_THE PROBLEM:_
Transcribe every entry word for word, but skip the images.

── INPUT MATERIAL

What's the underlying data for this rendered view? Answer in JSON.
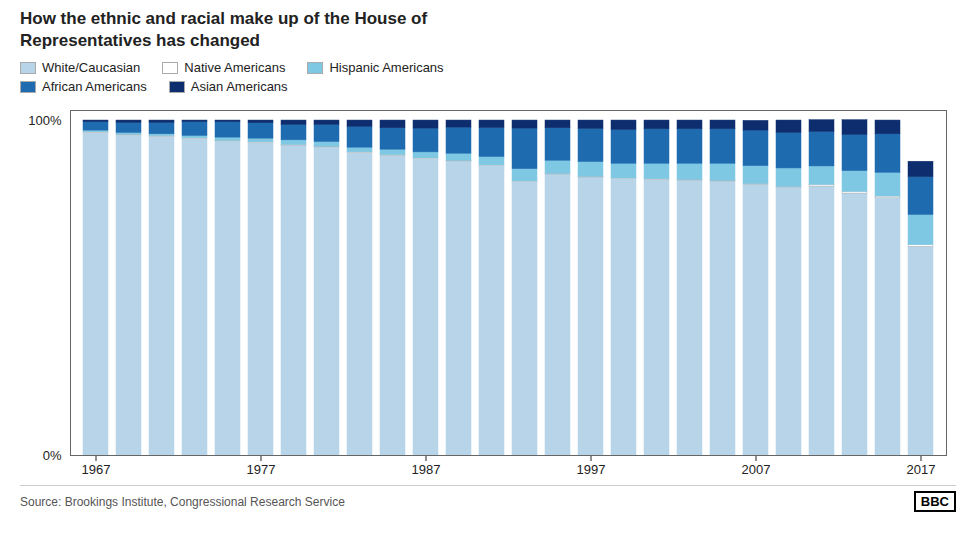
{
  "chart_data": {
    "type": "bar",
    "stacked": true,
    "title": "How the ethnic and racial make up of the House of\nRepresentatives has changed",
    "annotations": [
      "Source: Brookings Institute, Congressional Research Service",
      "BBC"
    ],
    "categories": [
      1967,
      1969,
      1971,
      1973,
      1975,
      1977,
      1979,
      1981,
      1983,
      1985,
      1987,
      1989,
      1991,
      1993,
      1995,
      1997,
      1999,
      2001,
      2003,
      2005,
      2007,
      2009,
      2011,
      2013,
      2015,
      2017
    ],
    "series": [
      {
        "name": "White/Caucasian",
        "color": "#b8d4e8",
        "values": [
          96.3,
          95.6,
          95.2,
          94.5,
          93.8,
          93.3,
          92.5,
          92.0,
          90.3,
          89.5,
          88.5,
          87.8,
          86.4,
          81.6,
          83.9,
          83.0,
          82.5,
          82.3,
          82.1,
          81.8,
          80.9,
          80.0,
          80.3,
          78.2,
          76.8,
          62.3
        ]
      },
      {
        "name": "Native Americans",
        "color": "#ffffff",
        "values": [
          0.2,
          0.2,
          0.2,
          0.2,
          0.2,
          0.2,
          0.2,
          0.2,
          0.2,
          0.2,
          0.2,
          0.2,
          0.2,
          0.2,
          0.2,
          0.2,
          0.2,
          0.2,
          0.2,
          0.2,
          0.2,
          0.2,
          0.5,
          0.5,
          0.5,
          0.5
        ]
      },
      {
        "name": "Hispanic Americans",
        "color": "#7ec8e3",
        "values": [
          0.5,
          0.5,
          0.5,
          0.7,
          0.9,
          1.1,
          1.4,
          1.4,
          1.4,
          1.6,
          1.8,
          2.1,
          2.5,
          3.7,
          3.9,
          4.4,
          4.4,
          4.6,
          4.8,
          5.1,
          5.3,
          5.5,
          5.5,
          6.2,
          7.1,
          9.0
        ]
      },
      {
        "name": "African Americans",
        "color": "#1e6bb0",
        "values": [
          2.5,
          3.0,
          3.4,
          4.1,
          4.6,
          4.6,
          4.6,
          5.1,
          6.2,
          6.4,
          7.1,
          7.8,
          8.7,
          12.1,
          9.7,
          9.9,
          10.1,
          10.3,
          10.3,
          10.3,
          10.6,
          10.6,
          10.3,
          10.8,
          11.5,
          11.3
        ]
      },
      {
        "name": "Asian Americans",
        "color": "#0d2d6e",
        "values": [
          0.5,
          0.7,
          0.7,
          0.5,
          0.5,
          0.8,
          1.3,
          1.3,
          1.9,
          2.3,
          2.4,
          2.1,
          2.2,
          2.4,
          2.3,
          2.5,
          2.8,
          2.6,
          2.6,
          2.6,
          2.9,
          3.7,
          3.5,
          4.4,
          4.1,
          4.6
        ]
      }
    ],
    "ylim": [
      0,
      103
    ],
    "yticks": [
      {
        "value": 0,
        "label": "0%"
      },
      {
        "value": 100,
        "label": "100%"
      }
    ],
    "xticks": [
      1967,
      1977,
      1987,
      1997,
      2007,
      2017
    ],
    "grid": false,
    "legend": "top"
  }
}
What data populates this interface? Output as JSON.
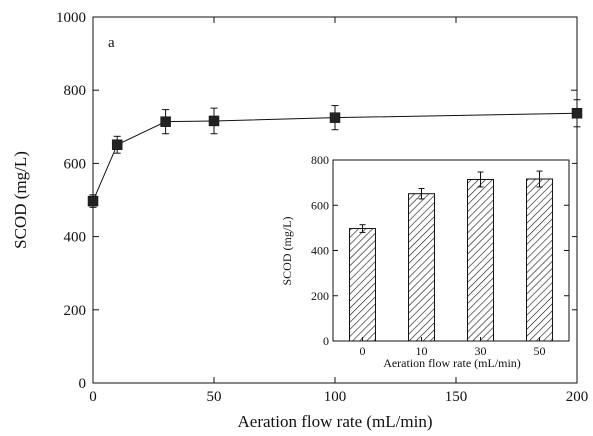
{
  "chart_data": [
    {
      "type": "line",
      "panel_label": "a",
      "xlabel": "Aeration flow rate (mL/min)",
      "ylabel": "SCOD (mg/L)",
      "xlim": [
        0,
        200
      ],
      "ylim": [
        0,
        1000
      ],
      "x_ticks": [
        "0",
        "50",
        "100",
        "150",
        "200"
      ],
      "y_ticks": [
        "0",
        "200",
        "400",
        "600",
        "800",
        "1000"
      ],
      "marker": "square",
      "grid": false,
      "series": [
        {
          "x": [
            0,
            10,
            30,
            50,
            100,
            200
          ],
          "values": [
            497,
            651,
            714,
            716,
            725,
            737
          ],
          "error": [
            17,
            23,
            33,
            35,
            33,
            37
          ]
        }
      ]
    },
    {
      "type": "bar",
      "xlabel": "Aeration flow rate (mL/min)",
      "ylabel": "SCOD (mg/L)",
      "categories": [
        "0",
        "10",
        "30",
        "50"
      ],
      "values": [
        497,
        651,
        714,
        716
      ],
      "error": [
        17,
        23,
        33,
        35
      ],
      "ylim": [
        0,
        800
      ],
      "y_ticks": [
        "0",
        "200",
        "400",
        "600",
        "800"
      ],
      "fill": "diagonal-hatch"
    }
  ]
}
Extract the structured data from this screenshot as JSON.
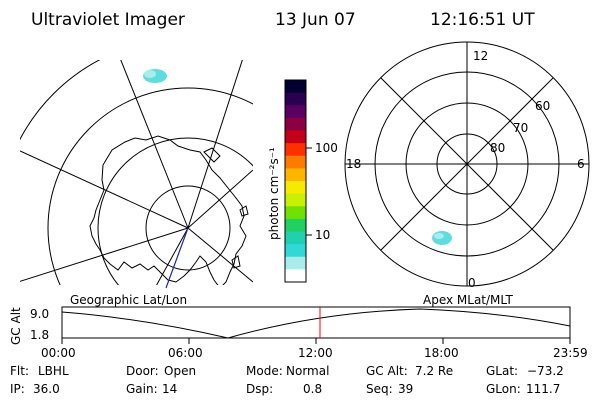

────

_OUTPUT FOR THIS TASK:_
What's the underlying data for this rendered view? Answer in JSON.
{
  "chart_data": {
    "type": "bar",
    "stacked": true,
    "title": "How the ethnic and racial make up of the House of\nRepresentatives has changed",
    "annotations": [
      "Source: Brookings Institute, Congressional Research Service",
      "BBC"
    ],
    "categories": [
      1967,
      1969,
      1971,
      1973,
      1975,
      1977,
      1979,
      1981,
      1983,
      1985,
      1987,
      1989,
      1991,
      1993,
      1995,
      1997,
      1999,
      2001,
      2003,
      2005,
      2007,
      2009,
      2011,
      2013,
      2015,
      2017
    ],
    "series": [
      {
        "name": "White/Caucasian",
        "color": "#b8d4e8",
        "values": [
          96.3,
          95.6,
          95.2,
          94.5,
          93.8,
          93.3,
          92.5,
          92.0,
          90.3,
          89.5,
          88.5,
          87.8,
          86.4,
          81.6,
          83.9,
          83.0,
          82.5,
          82.3,
          82.1,
          81.8,
          80.9,
          80.0,
          80.3,
          78.2,
          76.8,
          62.3
        ]
      },
      {
        "name": "Native Americans",
        "color": "#ffffff",
        "values": [
          0.2,
          0.2,
          0.2,
          0.2,
          0.2,
          0.2,
          0.2,
          0.2,
          0.2,
          0.2,
          0.2,
          0.2,
          0.2,
          0.2,
          0.2,
          0.2,
          0.2,
          0.2,
          0.2,
          0.2,
          0.2,
          0.2,
          0.5,
          0.5,
          0.5,
          0.5
        ]
      },
      {
        "name": "Hispanic Americans",
        "color": "#7ec8e3",
        "values": [
          0.5,
          0.5,
          0.5,
          0.7,
          0.9,
          1.1,
          1.4,
          1.4,
          1.4,
          1.6,
          1.8,
          2.1,
          2.5,
          3.7,
          3.9,
          4.4,
          4.4,
          4.6,
          4.8,
          5.1,
          5.3,
          5.5,
          5.5,
          6.2,
          7.1,
          9.0
        ]
      },
      {
        "name": "African Americans",
        "color": "#1e6bb0",
        "values": [
          2.5,
          3.0,
          3.4,
          4.1,
          4.6,
          4.6,
          4.6,
          5.1,
          6.2,
          6.4,
          7.1,
          7.8,
          8.7,
          12.1,
          9.7,
          9.9,
          10.1,
          10.3,
          10.3,
          10.3,
          10.6,
          10.6,
          10.3,
          10.8,
          11.5,
          11.3
        ]
      },
      {
        "name": "Asian Americans",
        "color": "#0d2d6e",
        "values": [
          0.5,
          0.7,
          0.7,
          0.5,
          0.5,
          0.8,
          1.3,
          1.3,
          1.9,
          2.3,
          2.4,
          2.1,
          2.2,
          2.4,
          2.3,
          2.5,
          2.8,
          2.6,
          2.6,
          2.6,
          2.9,
          3.7,
          3.5,
          4.4,
          4.1,
          4.6
        ]
      }
    ],
    "ylim": [
      0,
      103
    ],
    "yticks": [
      {
        "value": 0,
        "label": "0%"
      },
      {
        "value": 100,
        "label": "100%"
      }
    ],
    "xticks": [
      1967,
      1977,
      1987,
      1997,
      2007,
      2017
    ],
    "grid": false,
    "legend": "top"
  }
}
What data populates this interface? Output as JSON.
{
  "chart_data": [
    {
      "type": "line",
      "panel_label": "a",
      "xlabel": "Aeration flow rate (mL/min)",
      "ylabel": "SCOD (mg/L)",
      "xlim": [
        0,
        200
      ],
      "ylim": [
        0,
        1000
      ],
      "x_ticks": [
        "0",
        "50",
        "100",
        "150",
        "200"
      ],
      "y_ticks": [
        "0",
        "200",
        "400",
        "600",
        "800",
        "1000"
      ],
      "marker": "square",
      "grid": false,
      "series": [
        {
          "x": [
            0,
            10,
            30,
            50,
            100,
            200
          ],
          "values": [
            497,
            651,
            714,
            716,
            725,
            737
          ],
          "error": [
            17,
            23,
            33,
            35,
            33,
            37
          ]
        }
      ]
    },
    {
      "type": "bar",
      "xlabel": "Aeration flow rate (mL/min)",
      "ylabel": "SCOD (mg/L)",
      "categories": [
        "0",
        "10",
        "30",
        "50"
      ],
      "values": [
        497,
        651,
        714,
        716
      ],
      "error": [
        17,
        23,
        33,
        35
      ],
      "ylim": [
        0,
        800
      ],
      "y_ticks": [
        "0",
        "200",
        "400",
        "600",
        "800"
      ],
      "fill": "diagonal-hatch"
    }
  ]
}
Extract the structured data from this screenshot as JSON.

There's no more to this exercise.